▶ GOAL
Transcribe all the entries word for word, omitting any pictures they contain.

Records from a data source
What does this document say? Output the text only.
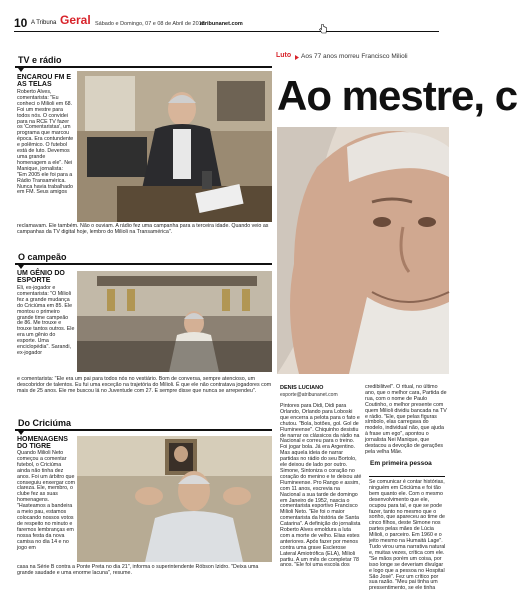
10 A Tribuna Geral Sábado e Domingo, 07 e 08 de Abril de 2018
atribunanet.com
TV e rádio
ENCAROU FM E AS TELAS
Roberto Alves, comentarista: "Eu conheci o Milioli em 68. Foi um mestre para todos nós. O convidei para na RCE TV fazer os 'Comentaristas', um programa que marcou época. Era contundente e polêmico. O futebol está de luto. Devemos uma grande homenagem a ele". Nei Manique, jornalista: "Em 2005 ele foi para a Rádio Transamérica. Nunca havia trabalhado em FM. Seus amigos
reclamavam. Ele também. Não o ouviam. A rádio fez uma campanha para a terceira idade. Quando veio as campanhas da TV digital hoje, lembro do Milioli na Transamérica".
O campeão
UM GÊNIO DO ESPORTE
Eli, ex-jogador e comentarista: "O Milioli fez a grande mudança do Criciúma em 85. Ele montou o primeiro grande time campeão de 86. Me trouxe e trouxe tantos outros. Ele era um gênio do esporte. Uma enciclopédia". Sarandi, ex-jogador
e comentarista: "Ele era um pai para todos nós no vestiário. Bom de conversa, sempre atencioso, um descobridor de talentos. Eu fui uma exceção na trajetória do Milioli. É que ele não contratava jogadores com mais de 25 anos. Ele me buscou lá no Juventude com 27. E sempre disse que nunca se arrependeu".
Do Criciúma
HOMENAGENS DO TIGRE
Quando Milioli Neto começou a comentar futebol, o Criciúma ainda não tinha dez anos. Foi um árbitro que conseguiu enxergar com clareza. Ele, membro, o clube fez as suas homenagens. "Hasteamos a bandeira a meio pau, estamos colocando nossos votos de respeito no minuto e faremos lembranças em nossa festa da nova camisa no dia 14 e no jogo em
casa na Série B contra a Ponte Preta no dia 21", informa o superintendente Róbson Izidro. "Deixa uma grande saudade e uma enorme lacuna", resume.
Luto Aos 77 anos morreu Francisco Milioli
Ao mestre, c
DENIS LUCIANO
esporte@atribunanet.com
Pintores para Didi, Didi para Orlando, Orlando para Loboski que encerra a pelota para o fato e chutou. "Bola, botões, gol. Gol de Flumineense". Chiquinho desistiu de narrar os clássicos da rádio na Nacional e correu para o treino. Foi jogar bola. Já era Argentino. Mas aquela ideia de narrar partidas no rádio do seu Bortolo, ele deixou de lado por outro. Simone, Sintoniza o coração no coração do menino e te deixou até Flumineense. Pro Rango e assim, com 11 anos, escrevia na Nacional a sua tarde de domingo em Janeiro de 1952, nascia o comentarista esportivo Francisco Milioli Neto. "Ele foi o maior comentarista da história de Santa Catarina". A definição do jornalista Roberto Alves emoldura a luta com a morte de velho. Elias estes anteriores. Após fazer por menos contra uma grave Esclerose Lateral Amiotrófica (ELA), Milioli partiu. A um mês de completar 78 anos. "Ele foi uma escola dos
credibilitvel". O ritual, no último ano, que o melhor cara, Partida de rua, com o nome de Paulo Coutinho, o melhor presente com quem Milioli dividiu bancada na TV e rádio. "Ele, que pelas figuras símbolo, elas carregava do modelo, individual não, que ajuda à frase um ego", apontou o jornalista Nei Manique, que destacou a devoção de gerações pela velha Mãe.
Em primeira pessoa
Se comunicar é contar histórias, ninguém em Criciúma e foi tão bem quanto ele. Com o mesmo desenvolvimento que ele, ocupou para tal, e que se pode fazer, tanto no mesmo que o sonho, que apareceu ao time de cinco filhos, deste Simone nos partes pelas mães de Lúcia Milioli, o parceiro. Em 1960 e o jeito mesmo na Humaitá Lage". Tudo virou uma narrativa natural e, muitas vezes, crítica com ele. "Se mãos porém um coisa, por isso longe se deveriam divulgar e logo que a pessoa no Hospital São José". Fez um crítico por sua razão. "Meu pai tinha um pressentimento, se ele tinha
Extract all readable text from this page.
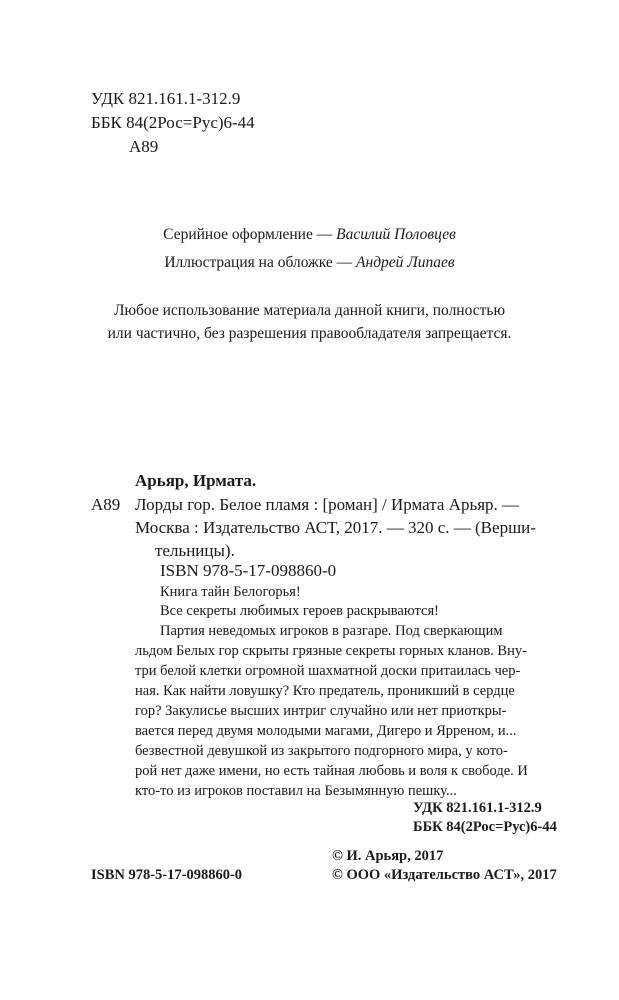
УДК 821.161.1-312.9
ББК 84(2Рос=Рус)6-44
А89
Серийное оформление — Василий Половцев
Иллюстрация на обложке — Андрей Липаев
Любое использование материала данной книги, полностью
или частично, без разрешения правообладателя запрещается.
Арьяр, Ирмата.
А89 Лорды гор. Белое пламя : [роман] / Ирмата Арьяр. —
Москва : Издательство АСТ, 2017. — 320 с. — (Верши-
тельницы).
ISBN 978-5-17-098860-0
Книга тайн Белогорья!
Все секреты любимых героев раскрываются!
Партия неведомых игроков в разгаре. Под сверкающим
льдом Белых гор скрыты грязные секреты горных кланов. Вну-
три белой клетки огромной шахматной доски притаилась чер-
ная. Как найти ловушку? Кто предатель, проникший в сердце
гор? Закулисье высших интриг случайно или нет приоткры-
вается перед двумя молодыми магами, Дигеро и Ярреном, и...
безвестной девушкой из закрытого подгорного мира, у кото-
рой нет даже имени, но есть тайная любовь и воля к свободе. И
кто-то из игроков поставил на Безымянную пешку...
УДК 821.161.1-312.9
ББК 84(2Рос=Рус)6-44
© И. Арьяр, 2017
ISBN 978-5-17-098860-0	© ООО «Издательство АСТ», 2017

▶ SOLUTION FOR THIS PROBLEM
What does this document say? Output the text only.
10 A Tribuna Geral Sábado e Domingo, 07 e 08 de Abril de 2018
atribunanet.com
TV e rádio
ENCAROU FM E AS TELAS
Roberto Alves, comentarista: "Eu conheci o Milioli em 68. Foi um mestre para todos nós. O convidei para na RCE TV fazer os 'Comentaristas', um programa que marcou época. Era contundente e polêmico. O futebol está de luto. Devemos uma grande homenagem a ele". Nei Manique, jornalista: "Em 2005 ele foi para a Rádio Transamérica. Nunca havia trabalhado em FM. Seus amigos
reclamavam. Ele também. Não o ouviam. A rádio fez uma campanha para a terceira idade. Quando veio as campanhas da TV digital hoje, lembro do Milioli na Transamérica".
O campeão
UM GÊNIO DO ESPORTE
Eli, ex-jogador e comentarista: "O Milioli fez a grande mudança do Criciúma em 85. Ele montou o primeiro grande time campeão de 86. Me trouxe e trouxe tantos outros. Ele era um gênio do esporte. Uma enciclopédia". Sarandi, ex-jogador
e comentarista: "Ele era um pai para todos nós no vestiário. Bom de conversa, sempre atencioso, um descobridor de talentos. Eu fui uma exceção na trajetória do Milioli. É que ele não contratava jogadores com mais de 25 anos. Ele me buscou lá no Juventude com 27. E sempre disse que nunca se arrependeu".
Do Criciúma
HOMENAGENS DO TIGRE
Quando Milioli Neto começou a comentar futebol, o Criciúma ainda não tinha dez anos. Foi um árbitro que conseguiu enxergar com clareza. Ele, membro, o clube fez as suas homenagens. "Hasteamos a bandeira a meio pau, estamos colocando nossos votos de respeito no minuto e faremos lembranças em nossa festa da nova camisa no dia 14 e no jogo em
casa na Série B contra a Ponte Preta no dia 21", informa o superintendente Róbson Izidro. "Deixa uma grande saudade e uma enorme lacuna", resume.
Luto Aos 77 anos morreu Francisco Milioli
Ao mestre, c
DENIS LUCIANO
esporte@atribunanet.com
Pintores para Didi, Didi para Orlando, Orlando para Loboski que encerra a pelota para o fato e chutou. "Bola, botões, gol. Gol de Flumineense". Chiquinho desistiu de narrar os clássicos da rádio na Nacional e correu para o treino. Foi jogar bola. Já era Argentino. Mas aquela ideia de narrar partidas no rádio do seu Bortolo, ele deixou de lado por outro. Simone, Sintoniza o coração no coração do menino e te deixou até Flumineense. Pro Rango e assim, com 11 anos, escrevia na Nacional a sua tarde de domingo em Janeiro de 1952, nascia o comentarista esportivo Francisco Milioli Neto. "Ele foi o maior comentarista da história de Santa Catarina". A definição do jornalista Roberto Alves emoldura a luta com a morte de velho. Elias estes anteriores. Após fazer por menos contra uma grave Esclerose Lateral Amiotrófica (ELA), Milioli partiu. A um mês de completar 78 anos. "Ele foi uma escola dos
credibilitvel". O ritual, no último ano, que o melhor cara, Partida de rua, com o nome de Paulo Coutinho, o melhor presente com quem Milioli dividiu bancada na TV e rádio. "Ele, que pelas figuras símbolo, elas carregava do modelo, individual não, que ajuda à frase um ego", apontou o jornalista Nei Manique, que destacou a devoção de gerações pela velha Mãe.
Em primeira pessoa
Se comunicar é contar histórias, ninguém em Criciúma e foi tão bem quanto ele. Com o mesmo desenvolvimento que ele, ocupou para tal, e que se pode fazer, tanto no mesmo que o sonho, que apareceu ao time de cinco filhos, deste Simone nos partes pelas mães de Lúcia Milioli, o parceiro. Em 1960 e o jeito mesmo na Humaitá Lage". Tudo virou uma narrativa natural e, muitas vezes, crítica com ele. "Se mãos porém um coisa, por isso longe se deveriam divulgar e logo que a pessoa no Hospital São José". Fez um crítico por sua razão. "Meu pai tinha um pressentimento, se ele tinha
Extract all readable text from this page.
УДК 821.161.1-312.9
ББК 84(2Рос=Рус)6-44
А89
Серийное оформление — Василий Половцев
Иллюстрация на обложке — Андрей Липаев
Любое использование материала данной книги, полностью
или частично, без разрешения правообладателя запрещается.
Арьяр, Ирмата.
А89 Лорды гор. Белое пламя : [роман] / Ирмата Арьяр. —
Москва : Издательство АСТ, 2017. — 320 с. — (Верши-
тельницы).
ISBN 978-5-17-098860-0
Книга тайн Белогорья!
Все секреты любимых героев раскрываются!
Партия неведомых игроков в разгаре. Под сверкающим
льдом Белых гор скрыты грязные секреты горных кланов. Вну-
три белой клетки огромной шахматной доски притаилась чер-
ная. Как найти ловушку? Кто предатель, проникший в сердце
гор? Закулисье высших интриг случайно или нет приоткры-
вается перед двумя молодыми магами, Дигеро и Ярреном, и...
безвестной девушкой из закрытого подгорного мира, у кото-
рой нет даже имени, но есть тайная любовь и воля к свободе. И
кто-то из игроков поставил на Безымянную пешку...
УДК 821.161.1-312.9
ББК 84(2Рос=Рус)6-44
© И. Арьяр, 2017
ISBN 978-5-17-098860-0	© ООО «Издательство АСТ», 2017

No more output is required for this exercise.